[What is expected]:
Answer these from the camera forum thread below:
(a) Which flash does rx7speed list?
(b) What body does GoneTomorrow have on the way?
(c) Which camera does xguntherc expect to get tomorrow?

[Extracted text]:

*****

HOLY CRAP did admin actually make a post like this?????? WOW

i has a FUJIFILM FinePix S700 7.1mp If thats any good i dont do cameras but it takes hot pictures.


----------



## xguntherc

Yes they did.

I'm getting the D40 tomorrow I think. but I'm having a hard time going from my P&S 10MP Camera to a 6MP Camera. or will the D40 DSLR just blow away my ghetto Kodak 10MP camera I currently have. it's just a thin crapper. and a backup as the old Canon 630 died early death.

Would it be worth it to get the D60..?

also the D40, is it easy enough for a beginner like me to take good shots. and what would I need to take some amazing Macro shots?


----------



## rx7speed

in mine it's fairly simple but I'm a noob
450d
18-55mm IS kit lens
50mm f/1.8
sunpak 383 flash

hoping to get a 70-300mm sigma APO lens here but too broke to buy new rightn now.

Quote:


Originally Posted by *Marin* 
Rebel XSi and a kit lens *sigh*

the kit lens that comes with the XSI isn't that bad of a lens.


----------



## GoneTomorrow

My gear is listed in my sig. I have a 50D body on the way though.

Admin: you have a small fortune worth of equipment there. All those Ls!


----------



## neonlazer

XSI/18-55mm kit, 58mm UV protector thingy..extra battery







...uhhh...i got all this two days ago...YAHHTZEE i want a zoom lens badly :l


----------



## rx7speed

Quote:


Originally Posted by *xguntherc* 
Yes they did.

*****

[Data provided]:
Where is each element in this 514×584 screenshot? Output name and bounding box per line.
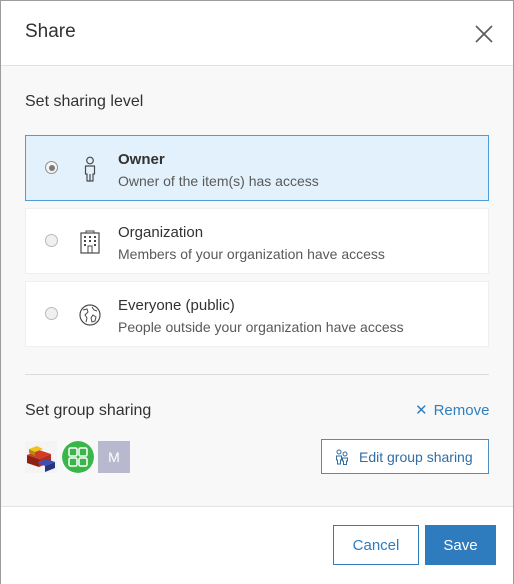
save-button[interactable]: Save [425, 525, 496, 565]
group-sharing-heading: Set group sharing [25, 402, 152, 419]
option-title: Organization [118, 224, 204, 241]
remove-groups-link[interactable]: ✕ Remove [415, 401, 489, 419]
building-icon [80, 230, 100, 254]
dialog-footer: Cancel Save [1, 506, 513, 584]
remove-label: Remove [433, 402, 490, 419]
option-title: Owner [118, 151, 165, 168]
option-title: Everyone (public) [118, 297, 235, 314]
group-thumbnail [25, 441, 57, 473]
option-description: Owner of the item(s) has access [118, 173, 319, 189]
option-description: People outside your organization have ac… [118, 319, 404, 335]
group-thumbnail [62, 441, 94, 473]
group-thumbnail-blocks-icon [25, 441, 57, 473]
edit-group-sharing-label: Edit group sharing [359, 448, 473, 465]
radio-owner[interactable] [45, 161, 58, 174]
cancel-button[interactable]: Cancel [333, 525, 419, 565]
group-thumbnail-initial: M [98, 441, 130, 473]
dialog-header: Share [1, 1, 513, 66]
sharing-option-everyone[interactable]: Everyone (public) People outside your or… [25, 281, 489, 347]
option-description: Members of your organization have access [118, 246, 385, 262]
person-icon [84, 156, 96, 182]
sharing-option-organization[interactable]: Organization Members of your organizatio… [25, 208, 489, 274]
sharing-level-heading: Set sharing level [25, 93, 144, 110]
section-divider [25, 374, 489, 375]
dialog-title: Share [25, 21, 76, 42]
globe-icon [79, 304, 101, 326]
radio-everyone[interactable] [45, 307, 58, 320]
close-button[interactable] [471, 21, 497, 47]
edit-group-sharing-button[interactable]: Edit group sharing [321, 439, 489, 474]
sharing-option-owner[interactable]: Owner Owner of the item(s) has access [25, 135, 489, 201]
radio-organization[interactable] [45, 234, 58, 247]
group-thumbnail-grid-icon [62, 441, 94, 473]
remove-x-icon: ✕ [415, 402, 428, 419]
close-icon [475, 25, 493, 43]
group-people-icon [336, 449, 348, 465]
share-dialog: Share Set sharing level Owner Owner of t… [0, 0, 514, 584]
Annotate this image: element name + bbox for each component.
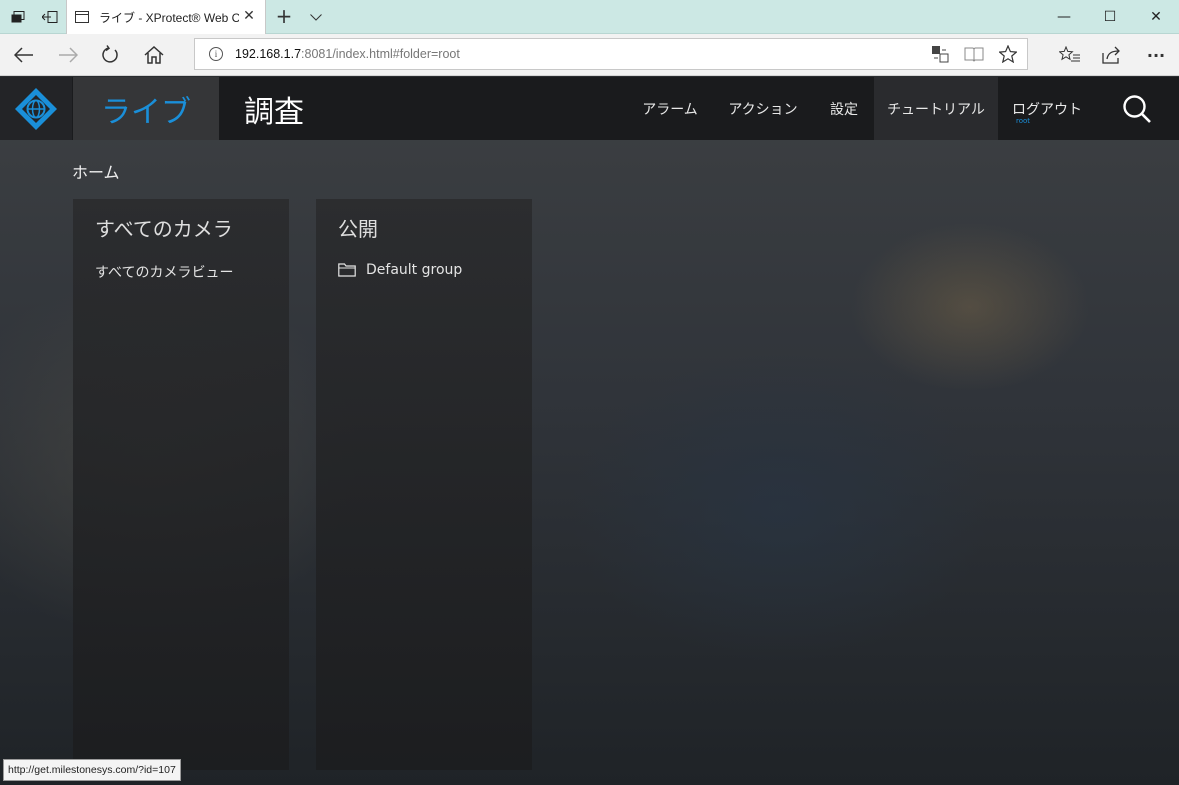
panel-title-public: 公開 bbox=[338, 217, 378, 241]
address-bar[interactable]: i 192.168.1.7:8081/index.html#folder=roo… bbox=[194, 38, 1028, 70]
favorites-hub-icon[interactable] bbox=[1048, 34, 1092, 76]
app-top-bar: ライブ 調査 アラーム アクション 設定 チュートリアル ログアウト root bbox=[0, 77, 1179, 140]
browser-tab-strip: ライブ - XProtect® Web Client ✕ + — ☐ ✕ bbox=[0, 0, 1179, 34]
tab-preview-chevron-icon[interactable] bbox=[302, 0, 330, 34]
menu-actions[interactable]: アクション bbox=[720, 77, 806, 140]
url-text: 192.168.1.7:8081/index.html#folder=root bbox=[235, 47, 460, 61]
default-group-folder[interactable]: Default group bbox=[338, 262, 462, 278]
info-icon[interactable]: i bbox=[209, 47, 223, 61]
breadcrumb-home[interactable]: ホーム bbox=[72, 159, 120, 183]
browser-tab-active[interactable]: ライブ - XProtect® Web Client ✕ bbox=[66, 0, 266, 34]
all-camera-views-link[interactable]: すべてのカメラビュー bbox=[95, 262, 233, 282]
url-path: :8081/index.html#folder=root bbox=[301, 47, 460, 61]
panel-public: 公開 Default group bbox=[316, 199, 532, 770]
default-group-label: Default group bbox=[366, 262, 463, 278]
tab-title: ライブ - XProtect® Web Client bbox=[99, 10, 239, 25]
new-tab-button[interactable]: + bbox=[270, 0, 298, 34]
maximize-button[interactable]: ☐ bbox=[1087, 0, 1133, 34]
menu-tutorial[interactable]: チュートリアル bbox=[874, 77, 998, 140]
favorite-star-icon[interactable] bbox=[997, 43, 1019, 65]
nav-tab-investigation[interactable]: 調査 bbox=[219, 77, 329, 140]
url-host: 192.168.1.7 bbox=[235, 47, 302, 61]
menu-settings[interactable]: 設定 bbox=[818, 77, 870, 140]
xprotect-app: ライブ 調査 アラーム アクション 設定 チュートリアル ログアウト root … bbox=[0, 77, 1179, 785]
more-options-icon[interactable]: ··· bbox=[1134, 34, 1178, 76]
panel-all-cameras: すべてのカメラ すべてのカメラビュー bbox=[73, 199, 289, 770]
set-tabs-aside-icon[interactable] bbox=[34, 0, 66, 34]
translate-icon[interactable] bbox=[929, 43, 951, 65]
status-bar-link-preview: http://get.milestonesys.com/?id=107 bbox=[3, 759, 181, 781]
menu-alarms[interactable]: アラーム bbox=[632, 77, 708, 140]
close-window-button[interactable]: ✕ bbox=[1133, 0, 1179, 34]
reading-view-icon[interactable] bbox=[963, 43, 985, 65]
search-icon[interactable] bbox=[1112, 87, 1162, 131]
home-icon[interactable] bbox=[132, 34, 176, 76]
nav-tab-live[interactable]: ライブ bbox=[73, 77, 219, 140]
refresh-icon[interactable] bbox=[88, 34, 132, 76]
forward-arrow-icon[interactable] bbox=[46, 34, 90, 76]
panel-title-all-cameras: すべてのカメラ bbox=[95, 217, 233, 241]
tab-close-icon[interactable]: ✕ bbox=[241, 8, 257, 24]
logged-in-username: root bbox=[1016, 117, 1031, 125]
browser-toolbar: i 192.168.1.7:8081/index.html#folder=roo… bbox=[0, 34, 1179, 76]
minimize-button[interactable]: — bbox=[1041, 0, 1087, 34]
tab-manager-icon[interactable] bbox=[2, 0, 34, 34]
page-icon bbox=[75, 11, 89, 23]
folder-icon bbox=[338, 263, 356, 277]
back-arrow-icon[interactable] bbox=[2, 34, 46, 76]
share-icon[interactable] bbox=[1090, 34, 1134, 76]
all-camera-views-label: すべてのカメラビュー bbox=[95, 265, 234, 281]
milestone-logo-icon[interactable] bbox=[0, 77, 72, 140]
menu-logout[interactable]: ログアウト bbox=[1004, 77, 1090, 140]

*****

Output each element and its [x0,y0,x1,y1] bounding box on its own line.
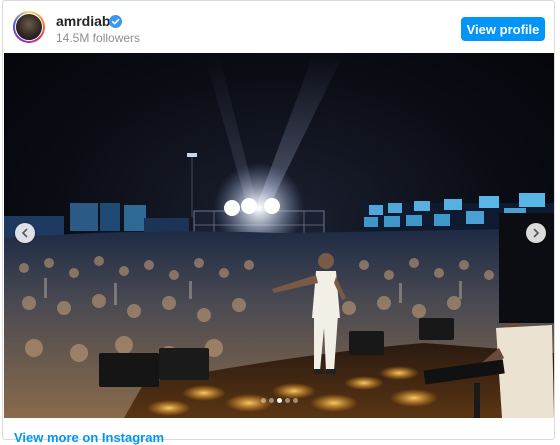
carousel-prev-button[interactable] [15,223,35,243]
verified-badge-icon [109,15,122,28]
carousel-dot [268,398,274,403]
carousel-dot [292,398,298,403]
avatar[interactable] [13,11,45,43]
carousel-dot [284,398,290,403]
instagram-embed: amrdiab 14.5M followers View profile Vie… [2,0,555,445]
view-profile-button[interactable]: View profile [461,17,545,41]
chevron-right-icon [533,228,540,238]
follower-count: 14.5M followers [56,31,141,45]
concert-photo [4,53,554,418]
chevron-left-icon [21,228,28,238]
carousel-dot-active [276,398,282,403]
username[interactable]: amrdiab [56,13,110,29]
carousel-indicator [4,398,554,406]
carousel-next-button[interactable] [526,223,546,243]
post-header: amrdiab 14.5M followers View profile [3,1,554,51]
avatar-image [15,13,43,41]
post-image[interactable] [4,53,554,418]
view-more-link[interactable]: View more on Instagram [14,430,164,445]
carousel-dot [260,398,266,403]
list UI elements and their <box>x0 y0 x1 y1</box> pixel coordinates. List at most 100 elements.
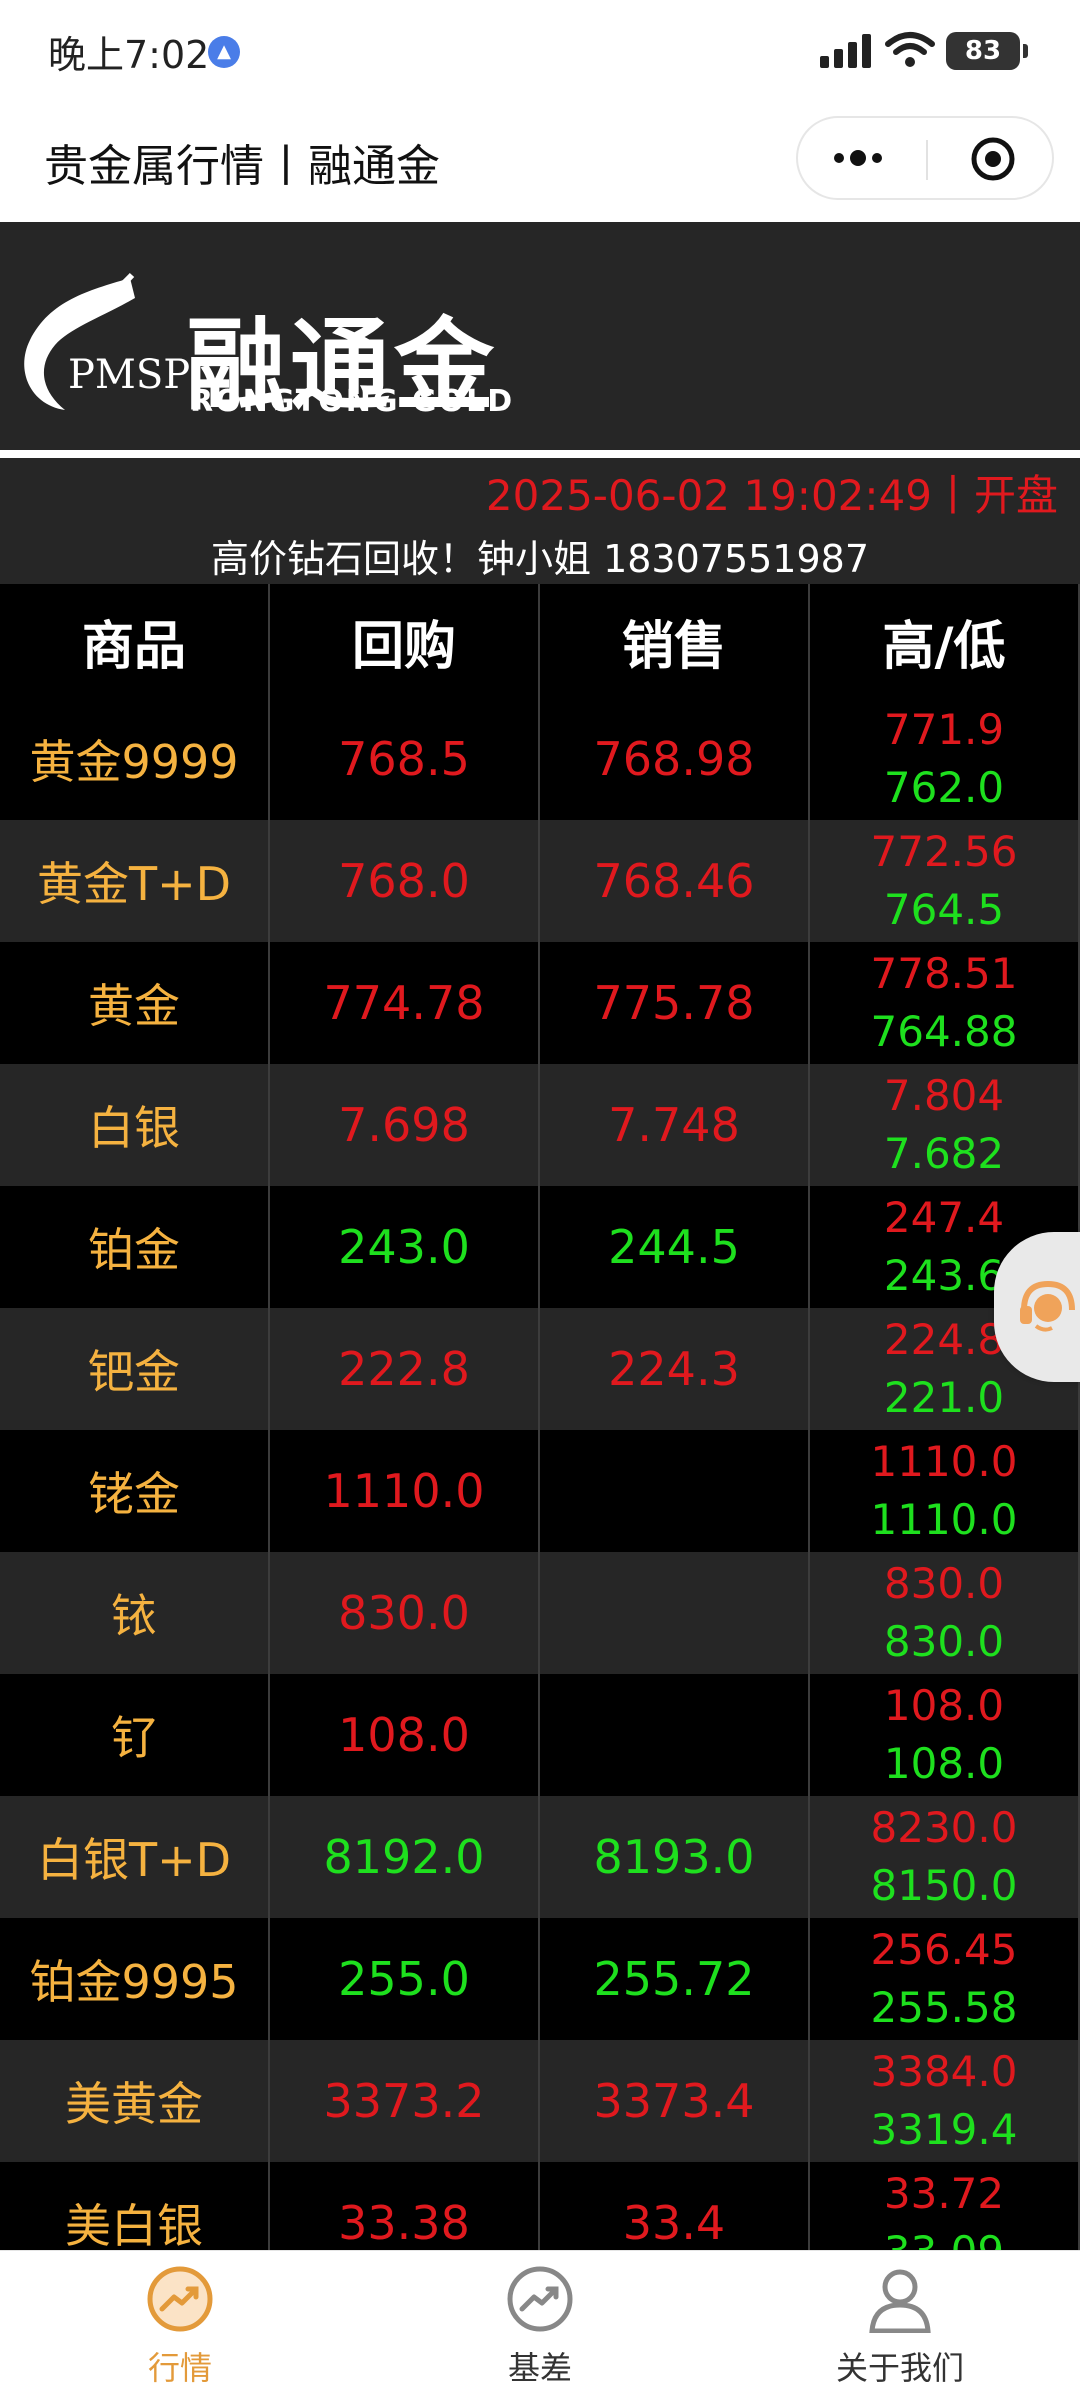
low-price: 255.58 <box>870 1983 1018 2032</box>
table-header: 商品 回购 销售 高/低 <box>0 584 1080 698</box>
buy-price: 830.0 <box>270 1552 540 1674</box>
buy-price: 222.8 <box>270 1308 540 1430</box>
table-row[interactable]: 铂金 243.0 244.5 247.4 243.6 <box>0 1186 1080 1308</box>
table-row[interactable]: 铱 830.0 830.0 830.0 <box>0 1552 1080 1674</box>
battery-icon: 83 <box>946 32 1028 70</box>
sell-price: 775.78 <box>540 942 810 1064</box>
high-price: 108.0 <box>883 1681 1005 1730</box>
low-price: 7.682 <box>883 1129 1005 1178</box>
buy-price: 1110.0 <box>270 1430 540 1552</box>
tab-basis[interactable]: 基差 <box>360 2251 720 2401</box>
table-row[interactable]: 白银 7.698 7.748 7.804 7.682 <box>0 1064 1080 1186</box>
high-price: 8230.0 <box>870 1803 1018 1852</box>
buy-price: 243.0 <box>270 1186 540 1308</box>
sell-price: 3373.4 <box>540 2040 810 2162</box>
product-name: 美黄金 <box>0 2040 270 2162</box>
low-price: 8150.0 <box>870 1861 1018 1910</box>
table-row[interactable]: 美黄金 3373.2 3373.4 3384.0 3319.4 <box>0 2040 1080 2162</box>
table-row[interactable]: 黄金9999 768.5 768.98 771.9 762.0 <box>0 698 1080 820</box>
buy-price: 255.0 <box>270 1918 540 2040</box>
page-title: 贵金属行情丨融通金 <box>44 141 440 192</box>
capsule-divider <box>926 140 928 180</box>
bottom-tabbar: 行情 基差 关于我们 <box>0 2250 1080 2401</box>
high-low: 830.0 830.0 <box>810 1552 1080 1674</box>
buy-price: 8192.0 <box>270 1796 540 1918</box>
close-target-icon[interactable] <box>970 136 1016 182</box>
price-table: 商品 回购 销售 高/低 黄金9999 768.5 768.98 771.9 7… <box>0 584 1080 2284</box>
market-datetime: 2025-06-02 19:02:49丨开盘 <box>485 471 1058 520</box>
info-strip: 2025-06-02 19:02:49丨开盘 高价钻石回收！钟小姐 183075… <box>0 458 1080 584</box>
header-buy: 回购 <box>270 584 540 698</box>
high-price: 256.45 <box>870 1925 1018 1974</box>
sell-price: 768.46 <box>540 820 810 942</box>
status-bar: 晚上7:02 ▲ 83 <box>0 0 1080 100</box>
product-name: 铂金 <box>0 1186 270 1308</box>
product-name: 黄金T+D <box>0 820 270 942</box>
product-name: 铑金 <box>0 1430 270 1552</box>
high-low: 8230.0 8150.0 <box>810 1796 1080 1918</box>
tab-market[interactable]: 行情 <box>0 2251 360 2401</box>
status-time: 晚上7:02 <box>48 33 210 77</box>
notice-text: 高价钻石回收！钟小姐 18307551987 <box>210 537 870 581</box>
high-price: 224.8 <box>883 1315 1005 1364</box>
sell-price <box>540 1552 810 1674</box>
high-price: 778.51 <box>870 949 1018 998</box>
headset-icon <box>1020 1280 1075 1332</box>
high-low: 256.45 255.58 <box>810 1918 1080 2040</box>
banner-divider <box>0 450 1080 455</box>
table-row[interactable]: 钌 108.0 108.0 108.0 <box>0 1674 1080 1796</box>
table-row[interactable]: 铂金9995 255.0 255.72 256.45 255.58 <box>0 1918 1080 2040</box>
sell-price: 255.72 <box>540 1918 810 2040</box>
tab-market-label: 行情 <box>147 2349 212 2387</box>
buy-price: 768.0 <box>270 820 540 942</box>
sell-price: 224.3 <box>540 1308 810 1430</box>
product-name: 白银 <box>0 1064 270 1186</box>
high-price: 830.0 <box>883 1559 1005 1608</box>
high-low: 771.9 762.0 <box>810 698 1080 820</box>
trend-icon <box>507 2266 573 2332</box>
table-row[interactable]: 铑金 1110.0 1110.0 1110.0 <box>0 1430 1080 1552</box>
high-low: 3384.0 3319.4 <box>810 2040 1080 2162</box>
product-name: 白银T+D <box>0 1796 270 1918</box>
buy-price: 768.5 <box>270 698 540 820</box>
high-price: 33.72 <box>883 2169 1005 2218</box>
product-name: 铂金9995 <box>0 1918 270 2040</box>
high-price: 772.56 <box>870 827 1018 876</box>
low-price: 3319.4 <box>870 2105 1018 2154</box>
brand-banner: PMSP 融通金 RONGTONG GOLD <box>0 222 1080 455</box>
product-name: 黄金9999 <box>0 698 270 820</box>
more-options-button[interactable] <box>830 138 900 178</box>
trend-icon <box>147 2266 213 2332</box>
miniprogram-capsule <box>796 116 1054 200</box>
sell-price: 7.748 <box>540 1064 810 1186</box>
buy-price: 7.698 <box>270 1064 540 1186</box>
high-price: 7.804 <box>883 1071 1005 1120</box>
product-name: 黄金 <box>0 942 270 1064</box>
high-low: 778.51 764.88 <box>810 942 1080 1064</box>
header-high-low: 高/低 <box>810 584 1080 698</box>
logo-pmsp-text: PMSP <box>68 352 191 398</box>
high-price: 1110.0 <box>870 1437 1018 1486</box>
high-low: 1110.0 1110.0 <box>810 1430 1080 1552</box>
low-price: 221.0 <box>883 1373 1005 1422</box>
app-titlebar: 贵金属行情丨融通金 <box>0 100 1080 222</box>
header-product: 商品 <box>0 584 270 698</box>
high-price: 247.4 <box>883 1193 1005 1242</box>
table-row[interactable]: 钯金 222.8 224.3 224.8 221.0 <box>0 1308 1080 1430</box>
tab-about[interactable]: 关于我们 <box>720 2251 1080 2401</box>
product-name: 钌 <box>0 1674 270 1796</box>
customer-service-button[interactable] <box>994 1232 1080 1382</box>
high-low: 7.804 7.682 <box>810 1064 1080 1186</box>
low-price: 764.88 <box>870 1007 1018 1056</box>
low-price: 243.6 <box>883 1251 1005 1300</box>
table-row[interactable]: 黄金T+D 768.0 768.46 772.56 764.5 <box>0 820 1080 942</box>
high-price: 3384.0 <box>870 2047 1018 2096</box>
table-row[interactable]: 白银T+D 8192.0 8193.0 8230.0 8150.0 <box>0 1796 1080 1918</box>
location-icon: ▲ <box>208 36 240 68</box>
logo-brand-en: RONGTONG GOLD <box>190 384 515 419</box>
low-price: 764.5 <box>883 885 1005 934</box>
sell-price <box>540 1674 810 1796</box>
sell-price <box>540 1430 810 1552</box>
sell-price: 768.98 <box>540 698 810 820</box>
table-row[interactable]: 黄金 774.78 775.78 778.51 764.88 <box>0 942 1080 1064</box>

*****

[Answer]:
(a) A Sunpak 383 flash.
(b) A 50D body.
(c) The D40.